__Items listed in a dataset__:
start

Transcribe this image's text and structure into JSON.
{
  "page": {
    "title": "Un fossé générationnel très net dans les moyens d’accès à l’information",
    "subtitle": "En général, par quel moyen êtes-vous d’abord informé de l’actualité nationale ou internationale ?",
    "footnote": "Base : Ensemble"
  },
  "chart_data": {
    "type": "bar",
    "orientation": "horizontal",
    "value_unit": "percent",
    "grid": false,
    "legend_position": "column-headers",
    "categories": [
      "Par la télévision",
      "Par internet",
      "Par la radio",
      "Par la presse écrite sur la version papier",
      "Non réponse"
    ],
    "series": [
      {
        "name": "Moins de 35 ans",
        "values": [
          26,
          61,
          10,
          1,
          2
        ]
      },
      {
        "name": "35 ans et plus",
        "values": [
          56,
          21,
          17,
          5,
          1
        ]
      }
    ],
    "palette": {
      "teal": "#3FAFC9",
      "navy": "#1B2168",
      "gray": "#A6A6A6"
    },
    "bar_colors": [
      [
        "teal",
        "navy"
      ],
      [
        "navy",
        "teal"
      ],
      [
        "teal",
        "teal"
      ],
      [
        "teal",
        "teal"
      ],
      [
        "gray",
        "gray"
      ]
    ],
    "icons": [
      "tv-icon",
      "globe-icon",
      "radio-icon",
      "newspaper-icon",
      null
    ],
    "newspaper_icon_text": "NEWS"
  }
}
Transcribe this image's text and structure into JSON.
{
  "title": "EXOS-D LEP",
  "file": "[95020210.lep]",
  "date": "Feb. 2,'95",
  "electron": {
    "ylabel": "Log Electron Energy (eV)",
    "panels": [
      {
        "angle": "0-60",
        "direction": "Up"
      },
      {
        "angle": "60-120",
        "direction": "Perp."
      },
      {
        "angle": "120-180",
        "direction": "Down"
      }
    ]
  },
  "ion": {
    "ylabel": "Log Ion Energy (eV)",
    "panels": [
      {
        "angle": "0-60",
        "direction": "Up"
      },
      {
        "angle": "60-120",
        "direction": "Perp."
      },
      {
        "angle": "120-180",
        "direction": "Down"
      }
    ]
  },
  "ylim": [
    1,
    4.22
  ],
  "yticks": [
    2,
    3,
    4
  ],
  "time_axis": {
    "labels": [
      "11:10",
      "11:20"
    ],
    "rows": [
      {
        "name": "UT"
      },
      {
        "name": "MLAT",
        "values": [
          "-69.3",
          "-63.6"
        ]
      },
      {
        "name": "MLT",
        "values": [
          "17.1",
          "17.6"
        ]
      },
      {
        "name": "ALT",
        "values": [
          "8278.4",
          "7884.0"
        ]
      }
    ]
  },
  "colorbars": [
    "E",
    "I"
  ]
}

end

__GIVEN INSTRUCTION__:
Repeat the material word for word, in full.

__CORRECT RESPONSE__:
Transcribe this image's text and structure into JSON.
{
  "page": {
    "title": "Un fossé générationnel très net dans les moyens d’accès à l’information",
    "subtitle": "En général, par quel moyen êtes-vous d’abord informé de l’actualité nationale ou internationale ?",
    "footnote": "Base : Ensemble"
  },
  "chart_data": {
    "type": "bar",
    "orientation": "horizontal",
    "value_unit": "percent",
    "grid": false,
    "legend_position": "column-headers",
    "categories": [
      "Par la télévision",
      "Par internet",
      "Par la radio",
      "Par la presse écrite sur la version papier",
      "Non réponse"
    ],
    "series": [
      {
        "name": "Moins de 35 ans",
        "values": [
          26,
          61,
          10,
          1,
          2
        ]
      },
      {
        "name": "35 ans et plus",
        "values": [
          56,
          21,
          17,
          5,
          1
        ]
      }
    ],
    "palette": {
      "teal": "#3FAFC9",
      "navy": "#1B2168",
      "gray": "#A6A6A6"
    },
    "bar_colors": [
      [
        "teal",
        "navy"
      ],
      [
        "navy",
        "teal"
      ],
      [
        "teal",
        "teal"
      ],
      [
        "teal",
        "teal"
      ],
      [
        "gray",
        "gray"
      ]
    ],
    "icons": [
      "tv-icon",
      "globe-icon",
      "radio-icon",
      "newspaper-icon",
      null
    ],
    "newspaper_icon_text": "NEWS"
  }
}
Transcribe this image's text and structure into JSON.
{
  "title": "EXOS-D LEP",
  "file": "[95020210.lep]",
  "date": "Feb. 2,'95",
  "electron": {
    "ylabel": "Log Electron Energy (eV)",
    "panels": [
      {
        "angle": "0-60",
        "direction": "Up"
      },
      {
        "angle": "60-120",
        "direction": "Perp."
      },
      {
        "angle": "120-180",
        "direction": "Down"
      }
    ]
  },
  "ion": {
    "ylabel": "Log Ion Energy (eV)",
    "panels": [
      {
        "angle": "0-60",
        "direction": "Up"
      },
      {
        "angle": "60-120",
        "direction": "Perp."
      },
      {
        "angle": "120-180",
        "direction": "Down"
      }
    ]
  },
  "ylim": [
    1,
    4.22
  ],
  "yticks": [
    2,
    3,
    4
  ],
  "time_axis": {
    "labels": [
      "11:10",
      "11:20"
    ],
    "rows": [
      {
        "name": "UT"
      },
      {
        "name": "MLAT",
        "values": [
          "-69.3",
          "-63.6"
        ]
      },
      {
        "name": "MLT",
        "values": [
          "17.1",
          "17.6"
        ]
      },
      {
        "name": "ALT",
        "values": [
          "8278.4",
          "7884.0"
        ]
      }
    ]
  },
  "colorbars": [
    "E",
    "I"
  ]
}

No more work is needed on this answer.